**** Data shown ****

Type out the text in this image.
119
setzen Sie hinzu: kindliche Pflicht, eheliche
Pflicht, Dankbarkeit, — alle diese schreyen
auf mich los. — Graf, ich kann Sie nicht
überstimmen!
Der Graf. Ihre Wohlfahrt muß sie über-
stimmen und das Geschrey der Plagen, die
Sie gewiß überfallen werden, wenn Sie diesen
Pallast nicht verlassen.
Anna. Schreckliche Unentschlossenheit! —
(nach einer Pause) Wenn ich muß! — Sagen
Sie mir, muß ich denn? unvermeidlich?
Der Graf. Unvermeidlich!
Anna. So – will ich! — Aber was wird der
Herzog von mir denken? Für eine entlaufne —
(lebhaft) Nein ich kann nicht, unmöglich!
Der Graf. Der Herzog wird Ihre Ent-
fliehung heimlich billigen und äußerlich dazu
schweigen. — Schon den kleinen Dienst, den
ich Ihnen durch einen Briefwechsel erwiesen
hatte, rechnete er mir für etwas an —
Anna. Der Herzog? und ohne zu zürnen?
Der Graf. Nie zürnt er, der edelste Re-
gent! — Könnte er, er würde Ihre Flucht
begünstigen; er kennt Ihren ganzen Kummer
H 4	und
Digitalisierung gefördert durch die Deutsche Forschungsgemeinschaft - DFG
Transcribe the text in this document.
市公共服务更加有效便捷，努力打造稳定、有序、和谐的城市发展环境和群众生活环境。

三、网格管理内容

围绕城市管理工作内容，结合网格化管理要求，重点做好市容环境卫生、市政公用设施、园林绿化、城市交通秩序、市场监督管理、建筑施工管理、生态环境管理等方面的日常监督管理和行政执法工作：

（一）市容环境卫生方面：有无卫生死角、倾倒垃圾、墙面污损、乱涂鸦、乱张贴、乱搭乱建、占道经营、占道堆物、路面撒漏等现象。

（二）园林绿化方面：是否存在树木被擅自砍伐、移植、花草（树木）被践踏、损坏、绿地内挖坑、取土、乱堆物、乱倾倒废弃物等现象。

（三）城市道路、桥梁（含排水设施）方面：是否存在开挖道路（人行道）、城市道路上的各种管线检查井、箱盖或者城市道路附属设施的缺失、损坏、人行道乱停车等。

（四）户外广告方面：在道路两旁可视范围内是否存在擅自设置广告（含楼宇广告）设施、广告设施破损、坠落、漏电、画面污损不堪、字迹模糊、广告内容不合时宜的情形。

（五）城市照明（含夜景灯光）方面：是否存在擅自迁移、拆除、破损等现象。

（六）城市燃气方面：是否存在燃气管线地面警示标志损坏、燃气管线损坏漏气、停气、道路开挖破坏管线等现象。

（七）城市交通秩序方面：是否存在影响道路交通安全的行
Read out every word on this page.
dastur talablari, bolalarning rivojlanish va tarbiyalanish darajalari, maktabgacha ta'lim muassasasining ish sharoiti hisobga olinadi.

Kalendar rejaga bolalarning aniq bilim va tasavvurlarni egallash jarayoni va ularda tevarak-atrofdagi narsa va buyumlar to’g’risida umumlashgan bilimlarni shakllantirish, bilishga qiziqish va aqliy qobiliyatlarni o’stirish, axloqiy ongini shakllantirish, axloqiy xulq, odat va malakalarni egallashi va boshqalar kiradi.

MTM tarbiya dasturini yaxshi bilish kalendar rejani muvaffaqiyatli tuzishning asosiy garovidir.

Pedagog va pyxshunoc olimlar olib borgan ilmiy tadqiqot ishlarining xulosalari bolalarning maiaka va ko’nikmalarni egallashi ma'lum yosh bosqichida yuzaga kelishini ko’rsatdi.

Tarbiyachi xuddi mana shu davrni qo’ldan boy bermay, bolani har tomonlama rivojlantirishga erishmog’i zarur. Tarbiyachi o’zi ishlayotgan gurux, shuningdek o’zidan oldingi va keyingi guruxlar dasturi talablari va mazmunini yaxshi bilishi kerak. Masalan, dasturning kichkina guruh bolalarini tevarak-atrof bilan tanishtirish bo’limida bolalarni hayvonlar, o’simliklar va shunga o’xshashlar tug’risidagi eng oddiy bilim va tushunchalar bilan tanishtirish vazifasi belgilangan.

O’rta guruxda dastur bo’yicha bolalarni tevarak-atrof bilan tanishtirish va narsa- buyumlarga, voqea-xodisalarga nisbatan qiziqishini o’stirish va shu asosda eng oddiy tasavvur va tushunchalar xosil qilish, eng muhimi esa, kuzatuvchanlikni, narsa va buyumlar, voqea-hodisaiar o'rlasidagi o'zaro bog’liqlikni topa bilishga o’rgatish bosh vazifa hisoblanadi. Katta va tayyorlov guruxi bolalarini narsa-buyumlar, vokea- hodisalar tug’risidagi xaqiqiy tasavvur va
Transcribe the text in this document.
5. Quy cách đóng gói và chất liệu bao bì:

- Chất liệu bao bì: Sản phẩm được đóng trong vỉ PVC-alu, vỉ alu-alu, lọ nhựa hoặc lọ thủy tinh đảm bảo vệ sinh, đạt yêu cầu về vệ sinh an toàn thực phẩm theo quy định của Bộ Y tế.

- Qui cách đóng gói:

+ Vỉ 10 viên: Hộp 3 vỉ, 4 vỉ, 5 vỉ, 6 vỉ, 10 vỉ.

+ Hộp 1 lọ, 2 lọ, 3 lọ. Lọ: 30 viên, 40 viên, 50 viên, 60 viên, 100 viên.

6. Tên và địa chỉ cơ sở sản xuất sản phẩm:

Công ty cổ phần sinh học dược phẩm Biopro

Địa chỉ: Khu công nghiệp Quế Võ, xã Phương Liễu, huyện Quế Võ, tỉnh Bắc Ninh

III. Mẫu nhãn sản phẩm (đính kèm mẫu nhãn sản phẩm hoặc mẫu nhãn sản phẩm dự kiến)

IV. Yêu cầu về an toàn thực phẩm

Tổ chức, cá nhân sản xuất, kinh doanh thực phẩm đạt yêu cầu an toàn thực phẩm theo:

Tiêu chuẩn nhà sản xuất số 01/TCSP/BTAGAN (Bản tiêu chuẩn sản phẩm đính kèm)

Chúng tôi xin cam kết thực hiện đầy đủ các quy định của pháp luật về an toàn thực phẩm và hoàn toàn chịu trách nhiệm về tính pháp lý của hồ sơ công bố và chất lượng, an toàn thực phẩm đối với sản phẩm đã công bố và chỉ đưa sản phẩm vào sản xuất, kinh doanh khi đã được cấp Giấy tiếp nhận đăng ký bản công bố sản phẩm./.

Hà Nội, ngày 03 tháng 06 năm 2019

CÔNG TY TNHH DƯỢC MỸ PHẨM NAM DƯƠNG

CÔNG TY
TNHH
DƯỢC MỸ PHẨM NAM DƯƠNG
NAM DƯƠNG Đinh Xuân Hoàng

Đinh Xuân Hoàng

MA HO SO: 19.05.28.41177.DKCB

****

§ What is being asked:
Please repeat the material above, word for word and in full.

§ Completed exercise:
Type out the text in this image.
119
setzen Sie hinzu: kindliche Pflicht, eheliche
Pflicht, Dankbarkeit, — alle diese schreyen
auf mich los. — Graf, ich kann Sie nicht
überstimmen!
Der Graf. Ihre Wohlfahrt muß sie über-
stimmen und das Geschrey der Plagen, die
Sie gewiß überfallen werden, wenn Sie diesen
Pallast nicht verlassen.
Anna. Schreckliche Unentschlossenheit! —
(nach einer Pause) Wenn ich muß! — Sagen
Sie mir, muß ich denn? unvermeidlich?
Der Graf. Unvermeidlich!
Anna. So – will ich! — Aber was wird der
Herzog von mir denken? Für eine entlaufne —
(lebhaft) Nein ich kann nicht, unmöglich!
Der Graf. Der Herzog wird Ihre Ent-
fliehung heimlich billigen und äußerlich dazu
schweigen. — Schon den kleinen Dienst, den
ich Ihnen durch einen Briefwechsel erwiesen
hatte, rechnete er mir für etwas an —
Anna. Der Herzog? und ohne zu zürnen?
Der Graf. Nie zürnt er, der edelste Re-
gent! — Könnte er, er würde Ihre Flucht
begünstigen; er kennt Ihren ganzen Kummer
H 4	und
Digitalisierung gefördert durch die Deutsche Forschungsgemeinschaft - DFG
Transcribe the text in this document.
市公共服务更加有效便捷，努力打造稳定、有序、和谐的城市发展环境和群众生活环境。

三、网格管理内容

围绕城市管理工作内容，结合网格化管理要求，重点做好市容环境卫生、市政公用设施、园林绿化、城市交通秩序、市场监督管理、建筑施工管理、生态环境管理等方面的日常监督管理和行政执法工作：

（一）市容环境卫生方面：有无卫生死角、倾倒垃圾、墙面污损、乱涂鸦、乱张贴、乱搭乱建、占道经营、占道堆物、路面撒漏等现象。

（二）园林绿化方面：是否存在树木被擅自砍伐、移植、花草（树木）被践踏、损坏、绿地内挖坑、取土、乱堆物、乱倾倒废弃物等现象。

（三）城市道路、桥梁（含排水设施）方面：是否存在开挖道路（人行道）、城市道路上的各种管线检查井、箱盖或者城市道路附属设施的缺失、损坏、人行道乱停车等。

（四）户外广告方面：在道路两旁可视范围内是否存在擅自设置广告（含楼宇广告）设施、广告设施破损、坠落、漏电、画面污损不堪、字迹模糊、广告内容不合时宜的情形。

（五）城市照明（含夜景灯光）方面：是否存在擅自迁移、拆除、破损等现象。

（六）城市燃气方面：是否存在燃气管线地面警示标志损坏、燃气管线损坏漏气、停气、道路开挖破坏管线等现象。

（七）城市交通秩序方面：是否存在影响道路交通安全的行
Read out every word on this page.
dastur talablari, bolalarning rivojlanish va tarbiyalanish darajalari, maktabgacha ta'lim muassasasining ish sharoiti hisobga olinadi.

Kalendar rejaga bolalarning aniq bilim va tasavvurlarni egallash jarayoni va ularda tevarak-atrofdagi narsa va buyumlar to’g’risida umumlashgan bilimlarni shakllantirish, bilishga qiziqish va aqliy qobiliyatlarni o’stirish, axloqiy ongini shakllantirish, axloqiy xulq, odat va malakalarni egallashi va boshqalar kiradi.

MTM tarbiya dasturini yaxshi bilish kalendar rejani muvaffaqiyatli tuzishning asosiy garovidir.

Pedagog va pyxshunoc olimlar olib borgan ilmiy tadqiqot ishlarining xulosalari bolalarning maiaka va ko’nikmalarni egallashi ma'lum yosh bosqichida yuzaga kelishini ko’rsatdi.

Tarbiyachi xuddi mana shu davrni qo’ldan boy bermay, bolani har tomonlama rivojlantirishga erishmog’i zarur. Tarbiyachi o’zi ishlayotgan gurux, shuningdek o’zidan oldingi va keyingi guruxlar dasturi talablari va mazmunini yaxshi bilishi kerak. Masalan, dasturning kichkina guruh bolalarini tevarak-atrof bilan tanishtirish bo’limida bolalarni hayvonlar, o’simliklar va shunga o’xshashlar tug’risidagi eng oddiy bilim va tushunchalar bilan tanishtirish vazifasi belgilangan.

O’rta guruxda dastur bo’yicha bolalarni tevarak-atrof bilan tanishtirish va narsa- buyumlarga, voqea-xodisalarga nisbatan qiziqishini o’stirish va shu asosda eng oddiy tasavvur va tushunchalar xosil qilish, eng muhimi esa, kuzatuvchanlikni, narsa va buyumlar, voqea-hodisaiar o'rlasidagi o'zaro bog’liqlikni topa bilishga o’rgatish bosh vazifa hisoblanadi. Katta va tayyorlov guruxi bolalarini narsa-buyumlar, vokea- hodisalar tug’risidagi xaqiqiy tasavvur va
Transcribe the text in this document.
5. Quy cách đóng gói và chất liệu bao bì:

- Chất liệu bao bì: Sản phẩm được đóng trong vỉ PVC-alu, vỉ alu-alu, lọ nhựa hoặc lọ thủy tinh đảm bảo vệ sinh, đạt yêu cầu về vệ sinh an toàn thực phẩm theo quy định của Bộ Y tế.

- Qui cách đóng gói:

+ Vỉ 10 viên: Hộp 3 vỉ, 4 vỉ, 5 vỉ, 6 vỉ, 10 vỉ.

+ Hộp 1 lọ, 2 lọ, 3 lọ. Lọ: 30 viên, 40 viên, 50 viên, 60 viên, 100 viên.

6. Tên và địa chỉ cơ sở sản xuất sản phẩm:

Công ty cổ phần sinh học dược phẩm Biopro

Địa chỉ: Khu công nghiệp Quế Võ, xã Phương Liễu, huyện Quế Võ, tỉnh Bắc Ninh

III. Mẫu nhãn sản phẩm (đính kèm mẫu nhãn sản phẩm hoặc mẫu nhãn sản phẩm dự kiến)

IV. Yêu cầu về an toàn thực phẩm

Tổ chức, cá nhân sản xuất, kinh doanh thực phẩm đạt yêu cầu an toàn thực phẩm theo:

Tiêu chuẩn nhà sản xuất số 01/TCSP/BTAGAN (Bản tiêu chuẩn sản phẩm đính kèm)

Chúng tôi xin cam kết thực hiện đầy đủ các quy định của pháp luật về an toàn thực phẩm và hoàn toàn chịu trách nhiệm về tính pháp lý của hồ sơ công bố và chất lượng, an toàn thực phẩm đối với sản phẩm đã công bố và chỉ đưa sản phẩm vào sản xuất, kinh doanh khi đã được cấp Giấy tiếp nhận đăng ký bản công bố sản phẩm./.

Hà Nội, ngày 03 tháng 06 năm 2019

CÔNG TY TNHH DƯỢC MỸ PHẨM NAM DƯƠNG

CÔNG TY
TNHH
DƯỢC MỸ PHẨM NAM DƯƠNG
NAM DƯƠNG Đinh Xuân Hoàng

Đinh Xuân Hoàng

MA HO SO: 19.05.28.41177.DKCB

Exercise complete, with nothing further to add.